**Entries supplied**:
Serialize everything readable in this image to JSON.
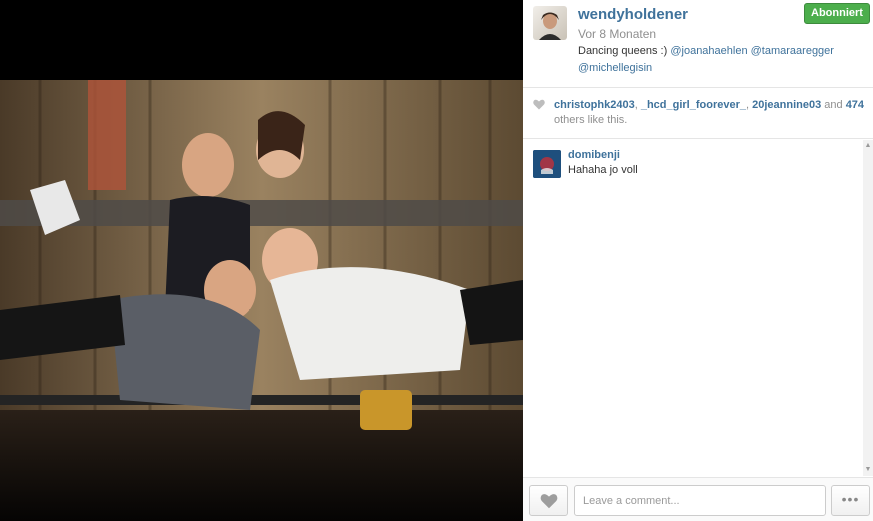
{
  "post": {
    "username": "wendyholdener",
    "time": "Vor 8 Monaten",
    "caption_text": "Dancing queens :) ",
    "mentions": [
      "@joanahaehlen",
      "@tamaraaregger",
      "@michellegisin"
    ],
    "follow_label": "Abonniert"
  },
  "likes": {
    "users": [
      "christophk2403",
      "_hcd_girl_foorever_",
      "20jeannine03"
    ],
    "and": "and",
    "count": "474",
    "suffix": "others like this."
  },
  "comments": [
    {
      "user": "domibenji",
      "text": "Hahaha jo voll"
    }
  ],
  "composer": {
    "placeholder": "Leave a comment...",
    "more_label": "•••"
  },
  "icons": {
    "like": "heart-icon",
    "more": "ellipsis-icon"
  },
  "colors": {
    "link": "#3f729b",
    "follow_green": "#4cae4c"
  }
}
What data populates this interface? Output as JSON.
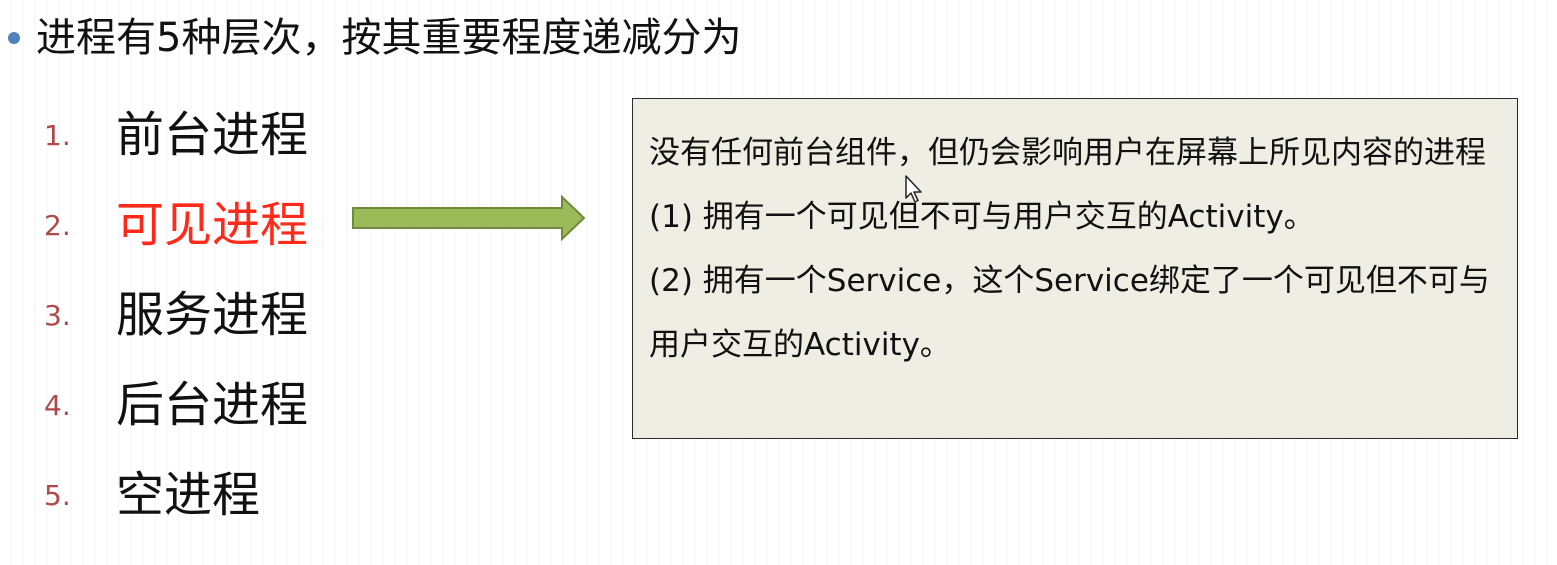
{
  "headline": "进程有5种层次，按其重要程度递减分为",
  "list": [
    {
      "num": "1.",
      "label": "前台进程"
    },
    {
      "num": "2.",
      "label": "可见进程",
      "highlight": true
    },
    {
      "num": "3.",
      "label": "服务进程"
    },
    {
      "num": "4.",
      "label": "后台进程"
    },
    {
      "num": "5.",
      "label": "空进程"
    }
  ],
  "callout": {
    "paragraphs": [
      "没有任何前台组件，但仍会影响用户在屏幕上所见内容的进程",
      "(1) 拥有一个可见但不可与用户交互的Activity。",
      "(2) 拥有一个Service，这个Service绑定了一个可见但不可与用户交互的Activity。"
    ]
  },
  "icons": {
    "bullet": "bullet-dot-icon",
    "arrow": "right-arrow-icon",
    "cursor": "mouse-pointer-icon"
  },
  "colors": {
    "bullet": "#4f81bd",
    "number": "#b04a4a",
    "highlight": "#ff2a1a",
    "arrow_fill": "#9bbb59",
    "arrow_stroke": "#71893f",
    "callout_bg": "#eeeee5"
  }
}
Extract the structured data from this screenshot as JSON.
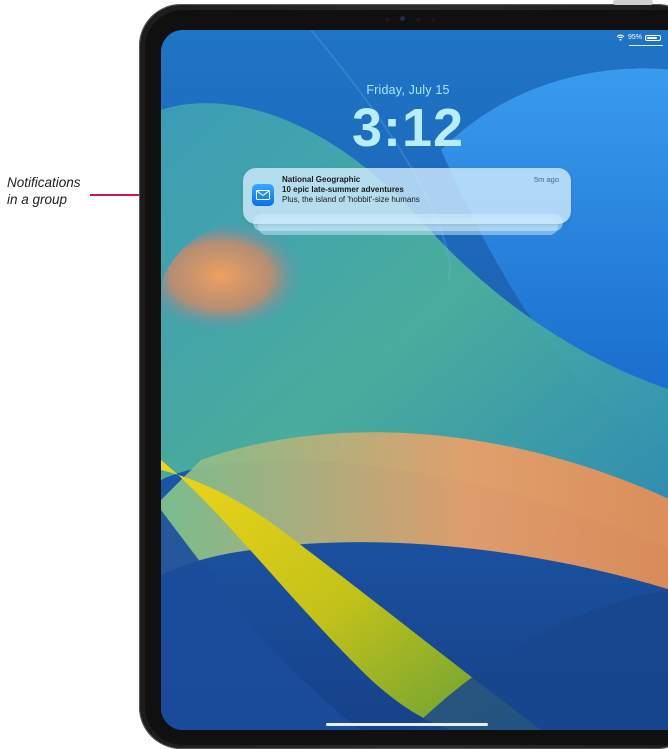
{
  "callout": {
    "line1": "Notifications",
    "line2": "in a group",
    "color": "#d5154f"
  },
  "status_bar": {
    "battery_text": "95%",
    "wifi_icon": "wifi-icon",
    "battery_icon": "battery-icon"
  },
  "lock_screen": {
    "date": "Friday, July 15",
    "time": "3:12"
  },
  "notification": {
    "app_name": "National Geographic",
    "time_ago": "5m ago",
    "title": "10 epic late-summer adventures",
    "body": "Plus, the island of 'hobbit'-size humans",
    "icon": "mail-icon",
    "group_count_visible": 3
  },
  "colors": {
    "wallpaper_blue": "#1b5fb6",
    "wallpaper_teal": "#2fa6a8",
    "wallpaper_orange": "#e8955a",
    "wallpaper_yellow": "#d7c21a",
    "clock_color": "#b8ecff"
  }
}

**To be done**: Pictures are not part of the copy; output everything else in the records exactly.

**Finished answer**:
Serialize everything readable in this image to JSON.
{
  "post": {
    "username": "wendyholdener",
    "time": "Vor 8 Monaten",
    "caption_text": "Dancing queens :) ",
    "mentions": [
      "@joanahaehlen",
      "@tamaraaregger",
      "@michellegisin"
    ],
    "follow_label": "Abonniert"
  },
  "likes": {
    "users": [
      "christophk2403",
      "_hcd_girl_foorever_",
      "20jeannine03"
    ],
    "and": "and",
    "count": "474",
    "suffix": "others like this."
  },
  "comments": [
    {
      "user": "domibenji",
      "text": "Hahaha jo voll"
    }
  ],
  "composer": {
    "placeholder": "Leave a comment...",
    "more_label": "•••"
  },
  "icons": {
    "like": "heart-icon",
    "more": "ellipsis-icon"
  },
  "colors": {
    "link": "#3f729b",
    "follow_green": "#4cae4c"
  }
}
What data populates this interface? Output as JSON.
{
  "headline": "进程有5种层次，按其重要程度递减分为",
  "list": [
    {
      "num": "1.",
      "label": "前台进程"
    },
    {
      "num": "2.",
      "label": "可见进程",
      "highlight": true
    },
    {
      "num": "3.",
      "label": "服务进程"
    },
    {
      "num": "4.",
      "label": "后台进程"
    },
    {
      "num": "5.",
      "label": "空进程"
    }
  ],
  "callout": {
    "paragraphs": [
      "没有任何前台组件，但仍会影响用户在屏幕上所见内容的进程",
      "(1) 拥有一个可见但不可与用户交互的Activity。",
      "(2) 拥有一个Service，这个Service绑定了一个可见但不可与用户交互的Activity。"
    ]
  },
  "icons": {
    "bullet": "bullet-dot-icon",
    "arrow": "right-arrow-icon",
    "cursor": "mouse-pointer-icon"
  },
  "colors": {
    "bullet": "#4f81bd",
    "number": "#b04a4a",
    "highlight": "#ff2a1a",
    "arrow_fill": "#9bbb59",
    "arrow_stroke": "#71893f",
    "callout_bg": "#eeeee5"
  }
}
Extract the structured data from this screenshot as JSON.
{
  "callout": {
    "line1": "Notifications",
    "line2": "in a group",
    "color": "#d5154f"
  },
  "status_bar": {
    "battery_text": "95%",
    "wifi_icon": "wifi-icon",
    "battery_icon": "battery-icon"
  },
  "lock_screen": {
    "date": "Friday, July 15",
    "time": "3:12"
  },
  "notification": {
    "app_name": "National Geographic",
    "time_ago": "5m ago",
    "title": "10 epic late-summer adventures",
    "body": "Plus, the island of 'hobbit'-size humans",
    "icon": "mail-icon",
    "group_count_visible": 3
  },
  "colors": {
    "wallpaper_blue": "#1b5fb6",
    "wallpaper_teal": "#2fa6a8",
    "wallpaper_orange": "#e8955a",
    "wallpaper_yellow": "#d7c21a",
    "clock_color": "#b8ecff"
  }
}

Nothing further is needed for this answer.